▶ What to produce
State how many lines of the entries hold the string "Northern", and nothing more.

** start The input **

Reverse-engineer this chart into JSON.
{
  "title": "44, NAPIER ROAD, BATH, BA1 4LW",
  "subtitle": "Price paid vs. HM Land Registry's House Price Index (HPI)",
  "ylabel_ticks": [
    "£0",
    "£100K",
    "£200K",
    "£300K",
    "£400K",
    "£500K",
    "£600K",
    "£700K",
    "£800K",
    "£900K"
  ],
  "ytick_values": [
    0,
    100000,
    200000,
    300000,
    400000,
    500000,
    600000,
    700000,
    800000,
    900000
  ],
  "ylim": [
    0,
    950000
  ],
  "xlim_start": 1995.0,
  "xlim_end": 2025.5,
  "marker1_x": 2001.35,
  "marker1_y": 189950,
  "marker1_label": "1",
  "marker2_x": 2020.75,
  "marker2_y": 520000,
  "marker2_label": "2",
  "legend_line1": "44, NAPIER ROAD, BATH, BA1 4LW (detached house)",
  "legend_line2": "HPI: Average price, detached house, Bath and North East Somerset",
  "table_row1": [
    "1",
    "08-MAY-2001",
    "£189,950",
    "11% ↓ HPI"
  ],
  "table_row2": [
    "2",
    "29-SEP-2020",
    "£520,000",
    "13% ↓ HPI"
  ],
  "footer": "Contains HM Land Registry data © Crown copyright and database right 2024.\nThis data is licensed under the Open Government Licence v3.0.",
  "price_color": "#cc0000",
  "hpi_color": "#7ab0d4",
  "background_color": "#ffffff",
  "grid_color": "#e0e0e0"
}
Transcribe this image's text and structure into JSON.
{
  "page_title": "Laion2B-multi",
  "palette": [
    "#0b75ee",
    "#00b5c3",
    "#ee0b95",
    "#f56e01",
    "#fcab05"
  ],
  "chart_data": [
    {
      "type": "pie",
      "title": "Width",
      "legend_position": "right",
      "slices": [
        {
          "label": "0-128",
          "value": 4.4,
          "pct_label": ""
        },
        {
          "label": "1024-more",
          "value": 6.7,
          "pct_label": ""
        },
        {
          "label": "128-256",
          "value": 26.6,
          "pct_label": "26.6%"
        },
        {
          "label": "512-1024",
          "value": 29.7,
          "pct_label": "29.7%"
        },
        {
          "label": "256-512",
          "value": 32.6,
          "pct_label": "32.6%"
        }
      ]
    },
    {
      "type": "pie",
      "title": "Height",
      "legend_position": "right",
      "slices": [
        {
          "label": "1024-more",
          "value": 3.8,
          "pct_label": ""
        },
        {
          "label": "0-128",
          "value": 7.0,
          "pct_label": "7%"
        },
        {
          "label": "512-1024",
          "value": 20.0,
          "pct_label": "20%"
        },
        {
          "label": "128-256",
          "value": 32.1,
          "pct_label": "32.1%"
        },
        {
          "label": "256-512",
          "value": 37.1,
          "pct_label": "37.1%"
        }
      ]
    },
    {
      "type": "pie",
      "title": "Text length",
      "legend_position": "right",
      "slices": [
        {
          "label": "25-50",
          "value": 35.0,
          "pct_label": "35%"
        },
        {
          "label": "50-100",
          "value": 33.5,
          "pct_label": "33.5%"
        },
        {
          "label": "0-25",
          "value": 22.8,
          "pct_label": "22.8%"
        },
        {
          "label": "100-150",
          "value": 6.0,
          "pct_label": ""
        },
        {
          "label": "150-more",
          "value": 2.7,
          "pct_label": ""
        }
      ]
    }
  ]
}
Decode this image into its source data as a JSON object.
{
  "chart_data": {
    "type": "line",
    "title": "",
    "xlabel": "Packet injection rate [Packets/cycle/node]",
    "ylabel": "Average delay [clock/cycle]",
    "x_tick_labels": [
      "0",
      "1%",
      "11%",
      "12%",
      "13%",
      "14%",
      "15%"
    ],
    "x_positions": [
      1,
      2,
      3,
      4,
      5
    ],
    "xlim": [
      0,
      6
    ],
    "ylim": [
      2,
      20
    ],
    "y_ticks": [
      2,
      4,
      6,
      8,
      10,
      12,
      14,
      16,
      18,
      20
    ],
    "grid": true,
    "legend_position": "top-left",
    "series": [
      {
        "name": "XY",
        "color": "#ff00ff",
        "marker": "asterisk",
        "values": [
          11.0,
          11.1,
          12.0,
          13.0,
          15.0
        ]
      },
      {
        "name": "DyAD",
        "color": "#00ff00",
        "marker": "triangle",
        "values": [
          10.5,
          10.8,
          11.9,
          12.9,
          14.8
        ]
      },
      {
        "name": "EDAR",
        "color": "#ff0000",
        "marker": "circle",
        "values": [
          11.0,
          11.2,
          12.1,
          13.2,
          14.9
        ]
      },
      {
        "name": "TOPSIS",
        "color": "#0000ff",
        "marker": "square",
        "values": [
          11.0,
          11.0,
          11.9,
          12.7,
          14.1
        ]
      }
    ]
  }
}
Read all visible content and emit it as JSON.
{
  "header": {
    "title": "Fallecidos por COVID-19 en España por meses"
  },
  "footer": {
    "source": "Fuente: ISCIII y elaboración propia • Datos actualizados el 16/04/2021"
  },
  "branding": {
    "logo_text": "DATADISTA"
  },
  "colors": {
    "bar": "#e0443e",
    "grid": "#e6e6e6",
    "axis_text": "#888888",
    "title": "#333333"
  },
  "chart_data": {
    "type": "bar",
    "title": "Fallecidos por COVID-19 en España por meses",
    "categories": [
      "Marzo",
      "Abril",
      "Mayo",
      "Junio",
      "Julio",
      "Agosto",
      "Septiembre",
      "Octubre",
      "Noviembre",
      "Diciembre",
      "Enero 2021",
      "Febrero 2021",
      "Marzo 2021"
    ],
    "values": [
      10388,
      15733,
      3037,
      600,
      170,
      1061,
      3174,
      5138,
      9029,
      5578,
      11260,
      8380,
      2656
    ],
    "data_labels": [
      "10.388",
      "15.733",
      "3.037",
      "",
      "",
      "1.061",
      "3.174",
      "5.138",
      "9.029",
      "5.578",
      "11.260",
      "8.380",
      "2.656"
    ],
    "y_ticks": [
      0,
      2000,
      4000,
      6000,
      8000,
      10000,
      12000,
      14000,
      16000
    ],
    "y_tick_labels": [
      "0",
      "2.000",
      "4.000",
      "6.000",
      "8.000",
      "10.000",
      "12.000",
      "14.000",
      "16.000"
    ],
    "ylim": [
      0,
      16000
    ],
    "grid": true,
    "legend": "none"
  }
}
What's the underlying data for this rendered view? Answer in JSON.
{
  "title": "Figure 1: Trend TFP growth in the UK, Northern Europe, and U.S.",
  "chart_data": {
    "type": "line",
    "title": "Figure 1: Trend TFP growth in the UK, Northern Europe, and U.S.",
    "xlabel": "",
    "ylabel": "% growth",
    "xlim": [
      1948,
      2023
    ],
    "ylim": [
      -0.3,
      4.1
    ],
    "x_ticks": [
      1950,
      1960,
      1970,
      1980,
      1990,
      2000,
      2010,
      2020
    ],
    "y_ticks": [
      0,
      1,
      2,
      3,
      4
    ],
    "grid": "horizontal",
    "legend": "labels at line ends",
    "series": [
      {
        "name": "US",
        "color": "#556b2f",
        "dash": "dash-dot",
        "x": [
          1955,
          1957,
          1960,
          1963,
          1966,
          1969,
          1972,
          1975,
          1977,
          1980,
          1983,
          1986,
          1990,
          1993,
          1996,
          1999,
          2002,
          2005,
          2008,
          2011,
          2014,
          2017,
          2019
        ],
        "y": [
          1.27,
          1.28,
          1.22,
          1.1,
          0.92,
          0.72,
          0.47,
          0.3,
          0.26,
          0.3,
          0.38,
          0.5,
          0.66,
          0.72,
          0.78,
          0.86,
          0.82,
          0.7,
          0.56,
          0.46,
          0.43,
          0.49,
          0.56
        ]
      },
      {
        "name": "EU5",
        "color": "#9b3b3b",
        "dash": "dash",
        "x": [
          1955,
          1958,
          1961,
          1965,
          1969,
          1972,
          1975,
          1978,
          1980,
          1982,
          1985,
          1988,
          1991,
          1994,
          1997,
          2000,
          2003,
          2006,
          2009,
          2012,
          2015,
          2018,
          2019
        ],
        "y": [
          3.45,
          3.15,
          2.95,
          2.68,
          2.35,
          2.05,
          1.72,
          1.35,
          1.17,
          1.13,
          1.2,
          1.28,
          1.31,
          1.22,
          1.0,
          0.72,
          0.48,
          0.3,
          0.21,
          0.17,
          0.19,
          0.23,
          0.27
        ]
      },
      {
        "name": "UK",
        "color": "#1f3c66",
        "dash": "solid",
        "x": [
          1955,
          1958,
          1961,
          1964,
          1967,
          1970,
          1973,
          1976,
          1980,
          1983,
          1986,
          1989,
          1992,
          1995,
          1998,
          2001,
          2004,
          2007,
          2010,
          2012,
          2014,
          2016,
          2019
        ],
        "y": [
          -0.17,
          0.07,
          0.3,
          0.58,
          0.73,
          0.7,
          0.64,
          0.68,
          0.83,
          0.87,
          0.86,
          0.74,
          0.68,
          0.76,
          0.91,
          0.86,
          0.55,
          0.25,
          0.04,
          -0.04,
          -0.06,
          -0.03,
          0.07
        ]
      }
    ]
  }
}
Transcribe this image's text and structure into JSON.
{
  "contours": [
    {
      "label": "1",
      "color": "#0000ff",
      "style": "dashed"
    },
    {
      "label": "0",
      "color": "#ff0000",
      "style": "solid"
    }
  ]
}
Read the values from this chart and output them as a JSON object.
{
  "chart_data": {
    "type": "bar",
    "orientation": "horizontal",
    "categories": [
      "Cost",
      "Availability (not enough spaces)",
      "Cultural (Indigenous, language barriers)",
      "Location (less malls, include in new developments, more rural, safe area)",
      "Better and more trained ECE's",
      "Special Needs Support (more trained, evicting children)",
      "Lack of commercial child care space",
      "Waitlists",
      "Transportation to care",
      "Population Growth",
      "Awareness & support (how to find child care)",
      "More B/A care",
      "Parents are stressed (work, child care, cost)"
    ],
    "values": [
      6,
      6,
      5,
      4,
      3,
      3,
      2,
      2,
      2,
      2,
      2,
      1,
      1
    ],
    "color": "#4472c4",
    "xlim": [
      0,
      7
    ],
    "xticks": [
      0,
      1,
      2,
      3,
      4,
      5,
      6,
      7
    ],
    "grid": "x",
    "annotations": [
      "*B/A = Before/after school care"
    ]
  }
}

** end The input **

▶ Answer in full
2